In the listing below, locate the lines that hold the string "author". Copy those lines.

------ DATA FOR THE TASK ------

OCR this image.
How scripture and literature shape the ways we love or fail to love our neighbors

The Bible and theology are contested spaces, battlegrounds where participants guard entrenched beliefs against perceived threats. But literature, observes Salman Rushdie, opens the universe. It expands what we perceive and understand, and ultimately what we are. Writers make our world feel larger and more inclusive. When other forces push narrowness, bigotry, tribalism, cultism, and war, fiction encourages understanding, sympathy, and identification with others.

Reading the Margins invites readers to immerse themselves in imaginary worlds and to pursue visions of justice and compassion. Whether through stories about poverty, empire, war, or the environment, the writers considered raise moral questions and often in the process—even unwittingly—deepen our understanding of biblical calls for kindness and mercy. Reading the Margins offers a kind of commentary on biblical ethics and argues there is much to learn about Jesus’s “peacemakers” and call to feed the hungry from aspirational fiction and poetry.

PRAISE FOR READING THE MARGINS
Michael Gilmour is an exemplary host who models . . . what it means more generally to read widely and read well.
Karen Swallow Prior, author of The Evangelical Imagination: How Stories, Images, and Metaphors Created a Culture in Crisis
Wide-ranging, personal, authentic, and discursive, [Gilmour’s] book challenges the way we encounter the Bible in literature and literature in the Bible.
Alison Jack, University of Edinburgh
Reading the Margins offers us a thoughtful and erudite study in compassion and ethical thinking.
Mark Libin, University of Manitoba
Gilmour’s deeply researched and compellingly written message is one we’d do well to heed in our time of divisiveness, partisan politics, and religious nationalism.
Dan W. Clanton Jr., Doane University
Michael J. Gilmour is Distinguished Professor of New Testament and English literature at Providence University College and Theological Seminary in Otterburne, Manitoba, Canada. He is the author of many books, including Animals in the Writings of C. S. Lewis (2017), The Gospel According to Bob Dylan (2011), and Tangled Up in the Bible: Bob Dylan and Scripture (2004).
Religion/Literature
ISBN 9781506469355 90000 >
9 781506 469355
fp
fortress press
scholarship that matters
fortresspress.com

------
------ DATA FOR THE TASK ------

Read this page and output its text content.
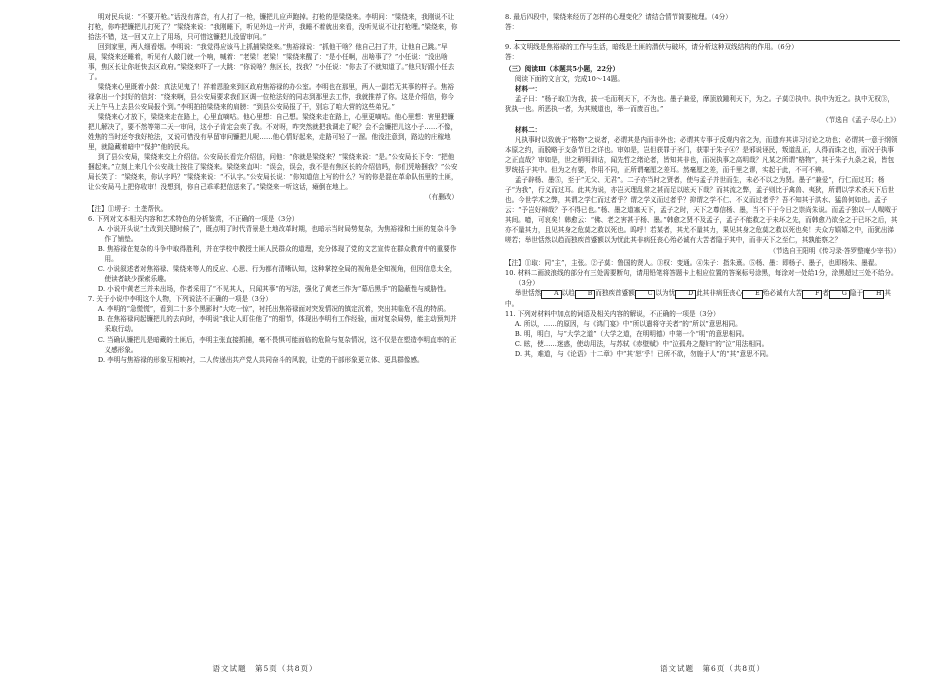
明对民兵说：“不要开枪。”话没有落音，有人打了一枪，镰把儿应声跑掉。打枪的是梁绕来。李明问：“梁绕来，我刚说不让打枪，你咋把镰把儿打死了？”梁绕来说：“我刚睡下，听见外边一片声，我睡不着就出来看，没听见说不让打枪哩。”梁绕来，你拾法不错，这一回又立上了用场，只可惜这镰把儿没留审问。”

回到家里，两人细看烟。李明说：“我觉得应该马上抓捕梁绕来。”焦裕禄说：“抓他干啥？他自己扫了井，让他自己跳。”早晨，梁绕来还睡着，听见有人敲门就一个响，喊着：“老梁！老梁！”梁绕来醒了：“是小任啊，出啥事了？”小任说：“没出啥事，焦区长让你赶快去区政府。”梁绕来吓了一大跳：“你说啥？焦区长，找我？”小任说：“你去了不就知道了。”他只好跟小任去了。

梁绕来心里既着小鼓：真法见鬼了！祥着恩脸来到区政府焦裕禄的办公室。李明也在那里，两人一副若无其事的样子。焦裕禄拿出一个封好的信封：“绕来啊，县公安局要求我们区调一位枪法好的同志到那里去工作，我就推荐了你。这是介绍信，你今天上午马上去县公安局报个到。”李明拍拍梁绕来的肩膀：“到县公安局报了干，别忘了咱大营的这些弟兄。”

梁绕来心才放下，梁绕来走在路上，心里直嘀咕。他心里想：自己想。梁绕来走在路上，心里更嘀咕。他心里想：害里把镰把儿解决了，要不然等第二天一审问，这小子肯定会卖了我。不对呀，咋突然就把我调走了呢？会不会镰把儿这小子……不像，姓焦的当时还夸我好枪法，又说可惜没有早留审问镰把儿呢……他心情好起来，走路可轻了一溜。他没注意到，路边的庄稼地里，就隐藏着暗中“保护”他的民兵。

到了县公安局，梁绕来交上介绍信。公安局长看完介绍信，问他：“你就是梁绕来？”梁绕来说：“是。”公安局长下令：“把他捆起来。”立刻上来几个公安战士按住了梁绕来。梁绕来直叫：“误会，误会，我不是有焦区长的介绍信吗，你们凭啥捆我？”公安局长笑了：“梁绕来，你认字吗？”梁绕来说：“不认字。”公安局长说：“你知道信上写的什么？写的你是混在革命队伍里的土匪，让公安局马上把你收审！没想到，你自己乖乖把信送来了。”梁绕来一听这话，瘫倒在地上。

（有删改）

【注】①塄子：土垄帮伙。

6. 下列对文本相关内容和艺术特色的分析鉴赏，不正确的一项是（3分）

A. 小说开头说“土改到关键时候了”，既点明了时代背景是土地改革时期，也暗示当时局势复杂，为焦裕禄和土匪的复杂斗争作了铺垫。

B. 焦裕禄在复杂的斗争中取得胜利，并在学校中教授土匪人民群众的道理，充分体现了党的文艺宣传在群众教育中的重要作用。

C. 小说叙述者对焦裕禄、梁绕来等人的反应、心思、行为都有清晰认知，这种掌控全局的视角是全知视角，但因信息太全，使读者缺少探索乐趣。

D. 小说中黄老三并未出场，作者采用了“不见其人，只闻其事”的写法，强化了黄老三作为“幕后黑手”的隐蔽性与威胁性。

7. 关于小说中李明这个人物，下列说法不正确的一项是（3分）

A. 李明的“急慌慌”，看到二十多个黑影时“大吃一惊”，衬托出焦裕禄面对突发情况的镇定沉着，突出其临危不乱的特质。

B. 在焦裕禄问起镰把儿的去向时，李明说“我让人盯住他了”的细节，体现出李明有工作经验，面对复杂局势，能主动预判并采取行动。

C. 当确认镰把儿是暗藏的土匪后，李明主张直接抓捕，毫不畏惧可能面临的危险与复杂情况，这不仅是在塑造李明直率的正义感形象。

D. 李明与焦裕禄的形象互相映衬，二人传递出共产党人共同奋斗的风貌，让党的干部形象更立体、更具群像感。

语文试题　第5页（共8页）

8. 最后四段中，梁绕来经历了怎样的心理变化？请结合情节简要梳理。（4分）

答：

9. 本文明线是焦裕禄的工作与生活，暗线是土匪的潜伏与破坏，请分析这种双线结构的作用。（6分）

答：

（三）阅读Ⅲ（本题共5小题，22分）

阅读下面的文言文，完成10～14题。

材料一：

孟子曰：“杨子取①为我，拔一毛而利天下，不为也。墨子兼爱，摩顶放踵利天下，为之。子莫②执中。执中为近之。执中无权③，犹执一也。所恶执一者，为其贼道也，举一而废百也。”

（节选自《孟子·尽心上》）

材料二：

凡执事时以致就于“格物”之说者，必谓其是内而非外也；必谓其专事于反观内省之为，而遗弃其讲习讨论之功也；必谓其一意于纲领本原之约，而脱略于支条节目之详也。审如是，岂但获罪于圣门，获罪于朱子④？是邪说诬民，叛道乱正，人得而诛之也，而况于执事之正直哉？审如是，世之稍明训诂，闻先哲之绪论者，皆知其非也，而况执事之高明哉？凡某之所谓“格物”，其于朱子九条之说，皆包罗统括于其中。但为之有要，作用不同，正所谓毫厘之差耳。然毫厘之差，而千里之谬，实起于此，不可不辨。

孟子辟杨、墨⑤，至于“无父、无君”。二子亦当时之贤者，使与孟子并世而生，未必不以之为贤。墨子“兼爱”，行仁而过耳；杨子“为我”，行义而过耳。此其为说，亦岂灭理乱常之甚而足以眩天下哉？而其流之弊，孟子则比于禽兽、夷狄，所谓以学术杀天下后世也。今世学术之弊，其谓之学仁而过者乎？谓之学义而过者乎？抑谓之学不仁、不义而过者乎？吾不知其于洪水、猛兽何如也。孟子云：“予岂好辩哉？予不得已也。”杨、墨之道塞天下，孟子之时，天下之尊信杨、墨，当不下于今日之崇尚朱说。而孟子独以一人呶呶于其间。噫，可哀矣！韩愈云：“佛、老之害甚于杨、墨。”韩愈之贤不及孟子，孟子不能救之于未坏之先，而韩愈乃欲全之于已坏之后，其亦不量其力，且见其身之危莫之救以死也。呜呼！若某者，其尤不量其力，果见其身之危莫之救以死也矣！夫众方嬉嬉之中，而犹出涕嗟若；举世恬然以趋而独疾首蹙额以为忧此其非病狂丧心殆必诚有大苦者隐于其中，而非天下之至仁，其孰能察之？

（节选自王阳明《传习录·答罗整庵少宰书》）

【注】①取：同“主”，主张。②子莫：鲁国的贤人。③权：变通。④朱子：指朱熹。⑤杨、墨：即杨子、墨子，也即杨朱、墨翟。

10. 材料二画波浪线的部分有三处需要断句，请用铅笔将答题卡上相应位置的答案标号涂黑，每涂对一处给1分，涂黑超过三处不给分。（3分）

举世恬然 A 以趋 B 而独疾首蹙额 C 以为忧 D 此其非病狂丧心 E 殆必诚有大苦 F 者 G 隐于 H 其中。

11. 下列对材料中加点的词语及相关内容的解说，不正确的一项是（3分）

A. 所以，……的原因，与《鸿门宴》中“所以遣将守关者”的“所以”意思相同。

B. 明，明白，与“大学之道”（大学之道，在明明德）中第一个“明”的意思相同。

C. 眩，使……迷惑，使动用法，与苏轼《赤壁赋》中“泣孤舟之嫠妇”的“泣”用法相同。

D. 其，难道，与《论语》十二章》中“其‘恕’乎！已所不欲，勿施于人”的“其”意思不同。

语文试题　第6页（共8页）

------

● SOLVED PROBLEM:
Karen Swallow Prior, author of The Evangelical Imagination: How Stories, Images, and Metaphors Created a Culture in Crisis
Michael J. Gilmour is Distinguished Professor of New Testament and English literature at Providence University College and Theological Seminary in Otterburne, Manitoba, Canada. He is the author of many books, including Animals in the Writings of C. S. Lewis (2017), The Gospel According to Bob Dylan (2011), and Tangled Up in the Bible: Bob Dylan and Scripture (2004).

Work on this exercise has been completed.